YOUR GOAL:
Extract all lines in the data that contain the word "this".

>> Start

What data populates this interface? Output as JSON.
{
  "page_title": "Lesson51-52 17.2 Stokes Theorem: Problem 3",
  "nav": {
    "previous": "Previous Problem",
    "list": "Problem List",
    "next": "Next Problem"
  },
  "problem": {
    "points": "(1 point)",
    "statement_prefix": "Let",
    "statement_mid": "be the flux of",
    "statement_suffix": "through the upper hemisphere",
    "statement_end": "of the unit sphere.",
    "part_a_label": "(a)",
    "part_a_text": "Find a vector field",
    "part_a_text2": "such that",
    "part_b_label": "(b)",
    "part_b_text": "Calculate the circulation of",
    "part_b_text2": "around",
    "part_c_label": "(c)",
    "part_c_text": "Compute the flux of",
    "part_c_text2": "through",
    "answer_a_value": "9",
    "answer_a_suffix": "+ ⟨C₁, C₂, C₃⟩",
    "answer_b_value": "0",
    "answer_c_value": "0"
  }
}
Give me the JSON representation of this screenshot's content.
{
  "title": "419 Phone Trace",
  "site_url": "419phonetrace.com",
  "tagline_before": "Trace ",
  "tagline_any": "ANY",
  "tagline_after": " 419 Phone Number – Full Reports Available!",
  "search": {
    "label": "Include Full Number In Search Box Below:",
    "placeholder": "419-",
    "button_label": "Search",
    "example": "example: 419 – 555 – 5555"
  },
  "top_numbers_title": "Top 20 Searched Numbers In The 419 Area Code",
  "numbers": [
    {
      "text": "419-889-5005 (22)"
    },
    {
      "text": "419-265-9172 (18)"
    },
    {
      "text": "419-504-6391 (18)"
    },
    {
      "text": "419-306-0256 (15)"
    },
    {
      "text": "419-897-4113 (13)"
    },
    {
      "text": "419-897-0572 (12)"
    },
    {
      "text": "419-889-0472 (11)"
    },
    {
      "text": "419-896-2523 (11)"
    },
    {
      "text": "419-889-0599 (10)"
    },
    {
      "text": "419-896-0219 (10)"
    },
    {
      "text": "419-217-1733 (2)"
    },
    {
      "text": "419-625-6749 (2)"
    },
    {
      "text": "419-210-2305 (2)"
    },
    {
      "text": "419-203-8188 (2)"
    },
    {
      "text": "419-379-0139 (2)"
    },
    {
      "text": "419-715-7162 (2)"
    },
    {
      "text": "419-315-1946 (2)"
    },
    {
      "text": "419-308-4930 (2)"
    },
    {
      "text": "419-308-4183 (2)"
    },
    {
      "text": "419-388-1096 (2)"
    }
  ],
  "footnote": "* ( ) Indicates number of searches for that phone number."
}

>> End

OUTPUT BELOW:
What data populates this interface? Output as JSON.
Give me the JSON representation of this screenshot's content.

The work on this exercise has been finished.